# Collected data
>>>

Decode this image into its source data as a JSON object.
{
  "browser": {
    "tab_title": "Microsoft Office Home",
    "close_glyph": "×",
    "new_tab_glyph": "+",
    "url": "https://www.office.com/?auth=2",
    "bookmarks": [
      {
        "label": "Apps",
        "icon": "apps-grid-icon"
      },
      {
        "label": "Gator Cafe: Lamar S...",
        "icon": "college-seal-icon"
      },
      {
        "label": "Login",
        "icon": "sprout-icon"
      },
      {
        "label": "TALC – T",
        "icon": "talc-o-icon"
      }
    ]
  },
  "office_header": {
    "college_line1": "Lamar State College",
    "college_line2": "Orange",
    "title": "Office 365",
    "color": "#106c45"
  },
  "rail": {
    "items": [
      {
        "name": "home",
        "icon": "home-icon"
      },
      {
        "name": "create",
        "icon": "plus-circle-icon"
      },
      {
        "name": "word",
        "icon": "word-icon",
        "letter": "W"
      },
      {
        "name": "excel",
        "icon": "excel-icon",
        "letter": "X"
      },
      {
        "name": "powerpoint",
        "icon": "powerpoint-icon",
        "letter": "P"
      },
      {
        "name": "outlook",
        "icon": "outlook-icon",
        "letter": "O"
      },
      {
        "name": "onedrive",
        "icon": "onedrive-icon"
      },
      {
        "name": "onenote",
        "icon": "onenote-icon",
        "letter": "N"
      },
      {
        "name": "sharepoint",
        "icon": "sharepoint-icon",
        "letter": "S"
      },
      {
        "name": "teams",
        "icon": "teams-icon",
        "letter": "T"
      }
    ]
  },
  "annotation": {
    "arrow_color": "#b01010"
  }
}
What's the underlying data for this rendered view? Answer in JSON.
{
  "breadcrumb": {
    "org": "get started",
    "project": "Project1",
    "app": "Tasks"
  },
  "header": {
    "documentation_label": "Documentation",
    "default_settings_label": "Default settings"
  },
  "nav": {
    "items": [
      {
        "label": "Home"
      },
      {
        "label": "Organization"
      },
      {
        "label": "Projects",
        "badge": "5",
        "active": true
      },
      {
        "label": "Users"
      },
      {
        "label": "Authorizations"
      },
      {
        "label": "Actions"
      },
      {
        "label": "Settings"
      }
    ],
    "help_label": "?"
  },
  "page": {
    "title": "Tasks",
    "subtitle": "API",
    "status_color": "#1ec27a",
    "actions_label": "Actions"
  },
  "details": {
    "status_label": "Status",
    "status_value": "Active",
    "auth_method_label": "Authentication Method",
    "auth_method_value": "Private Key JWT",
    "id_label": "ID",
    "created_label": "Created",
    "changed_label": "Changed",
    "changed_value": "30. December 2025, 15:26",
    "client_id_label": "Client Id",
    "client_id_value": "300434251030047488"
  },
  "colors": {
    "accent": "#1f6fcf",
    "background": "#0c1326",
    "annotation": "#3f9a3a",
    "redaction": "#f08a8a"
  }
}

<<<

# WHAT IS NEEDED
Identify every line above with the string "JSON" in it. Copy those lines.

# FULL OUTPUT
Decode this image into its source data as a JSON object.
What's the underlying data for this rendered view? Answer in JSON.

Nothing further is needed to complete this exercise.